WHAT THE TASK ASKS: Nothing in the data should change when you return it, but leave the pictures out.
◇ ◇ ◇ ◇ ◇ ◇ ◇
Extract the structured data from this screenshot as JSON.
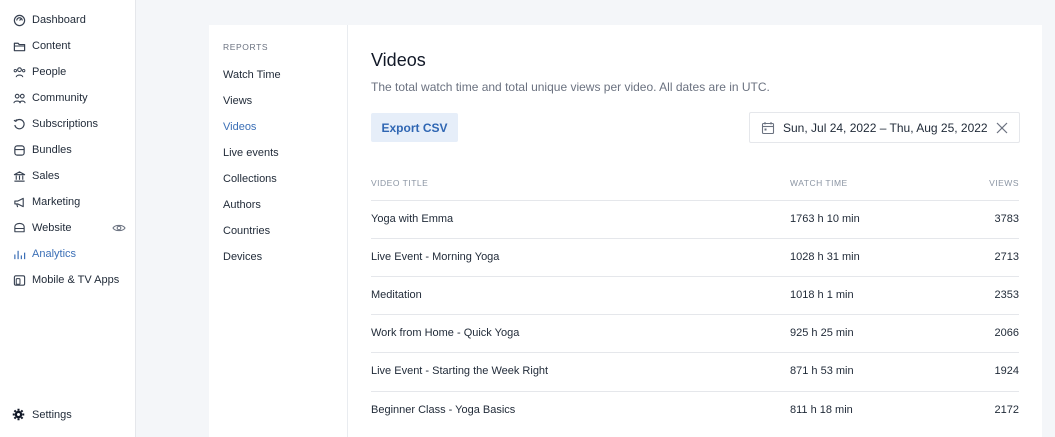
{
  "sidebar": {
    "items": [
      {
        "label": "Dashboard",
        "icon": "dashboard-icon"
      },
      {
        "label": "Content",
        "icon": "folder-icon"
      },
      {
        "label": "People",
        "icon": "people-icon"
      },
      {
        "label": "Community",
        "icon": "community-icon"
      },
      {
        "label": "Subscriptions",
        "icon": "subscriptions-icon"
      },
      {
        "label": "Bundles",
        "icon": "bundles-icon"
      },
      {
        "label": "Sales",
        "icon": "sales-icon"
      },
      {
        "label": "Marketing",
        "icon": "megaphone-icon"
      },
      {
        "label": "Website",
        "icon": "website-icon"
      },
      {
        "label": "Analytics",
        "icon": "analytics-icon",
        "active": true
      },
      {
        "label": "Mobile & TV Apps",
        "icon": "devices-icon"
      }
    ],
    "settings_label": "Settings"
  },
  "reports": {
    "heading": "REPORTS",
    "links": [
      "Watch Time",
      "Views",
      "Videos",
      "Live events",
      "Collections",
      "Authors",
      "Countries",
      "Devices"
    ],
    "active": "Videos"
  },
  "main": {
    "title": "Videos",
    "subtitle": "The total watch time and total unique views per video. All dates are in UTC.",
    "export_label": "Export CSV",
    "date_range": "Sun, Jul 24, 2022 – Thu, Aug 25, 2022",
    "columns": {
      "title": "VIDEO TITLE",
      "watch": "WATCH TIME",
      "views": "VIEWS"
    },
    "rows": [
      {
        "title": "Yoga with Emma",
        "watch": "1763 h 10 min",
        "views": "3783"
      },
      {
        "title": "Live Event - Morning Yoga",
        "watch": "1028 h 31 min",
        "views": "2713"
      },
      {
        "title": "Meditation",
        "watch": "1018 h 1 min",
        "views": "2353"
      },
      {
        "title": "Work from Home - Quick Yoga",
        "watch": "925 h 25 min",
        "views": "2066"
      },
      {
        "title": "Live Event - Starting the Week Right",
        "watch": "871 h 53 min",
        "views": "1924"
      },
      {
        "title": "Beginner Class - Yoga Basics",
        "watch": "811 h 18 min",
        "views": "2172"
      }
    ]
  },
  "colors": {
    "accent": "#3b6fb6",
    "export_bg": "#e6eef9",
    "page_bg": "#f4f6f9"
  }
}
◇ ◇ ◇ ◇ ◇ ◇ ◇
EXPECTED OUTPUT:
Extract the structured data from this screenshot as JSON.
{
  "sidebar": {
    "items": [
      {
        "label": "Dashboard",
        "icon": "dashboard-icon"
      },
      {
        "label": "Content",
        "icon": "folder-icon"
      },
      {
        "label": "People",
        "icon": "people-icon"
      },
      {
        "label": "Community",
        "icon": "community-icon"
      },
      {
        "label": "Subscriptions",
        "icon": "subscriptions-icon"
      },
      {
        "label": "Bundles",
        "icon": "bundles-icon"
      },
      {
        "label": "Sales",
        "icon": "sales-icon"
      },
      {
        "label": "Marketing",
        "icon": "megaphone-icon"
      },
      {
        "label": "Website",
        "icon": "website-icon"
      },
      {
        "label": "Analytics",
        "icon": "analytics-icon",
        "active": true
      },
      {
        "label": "Mobile & TV Apps",
        "icon": "devices-icon"
      }
    ],
    "settings_label": "Settings"
  },
  "reports": {
    "heading": "REPORTS",
    "links": [
      "Watch Time",
      "Views",
      "Videos",
      "Live events",
      "Collections",
      "Authors",
      "Countries",
      "Devices"
    ],
    "active": "Videos"
  },
  "main": {
    "title": "Videos",
    "subtitle": "The total watch time and total unique views per video. All dates are in UTC.",
    "export_label": "Export CSV",
    "date_range": "Sun, Jul 24, 2022 – Thu, Aug 25, 2022",
    "columns": {
      "title": "VIDEO TITLE",
      "watch": "WATCH TIME",
      "views": "VIEWS"
    },
    "rows": [
      {
        "title": "Yoga with Emma",
        "watch": "1763 h 10 min",
        "views": "3783"
      },
      {
        "title": "Live Event - Morning Yoga",
        "watch": "1028 h 31 min",
        "views": "2713"
      },
      {
        "title": "Meditation",
        "watch": "1018 h 1 min",
        "views": "2353"
      },
      {
        "title": "Work from Home - Quick Yoga",
        "watch": "925 h 25 min",
        "views": "2066"
      },
      {
        "title": "Live Event - Starting the Week Right",
        "watch": "871 h 53 min",
        "views": "1924"
      },
      {
        "title": "Beginner Class - Yoga Basics",
        "watch": "811 h 18 min",
        "views": "2172"
      }
    ]
  },
  "colors": {
    "accent": "#3b6fb6",
    "export_bg": "#e6eef9",
    "page_bg": "#f4f6f9"
  }
}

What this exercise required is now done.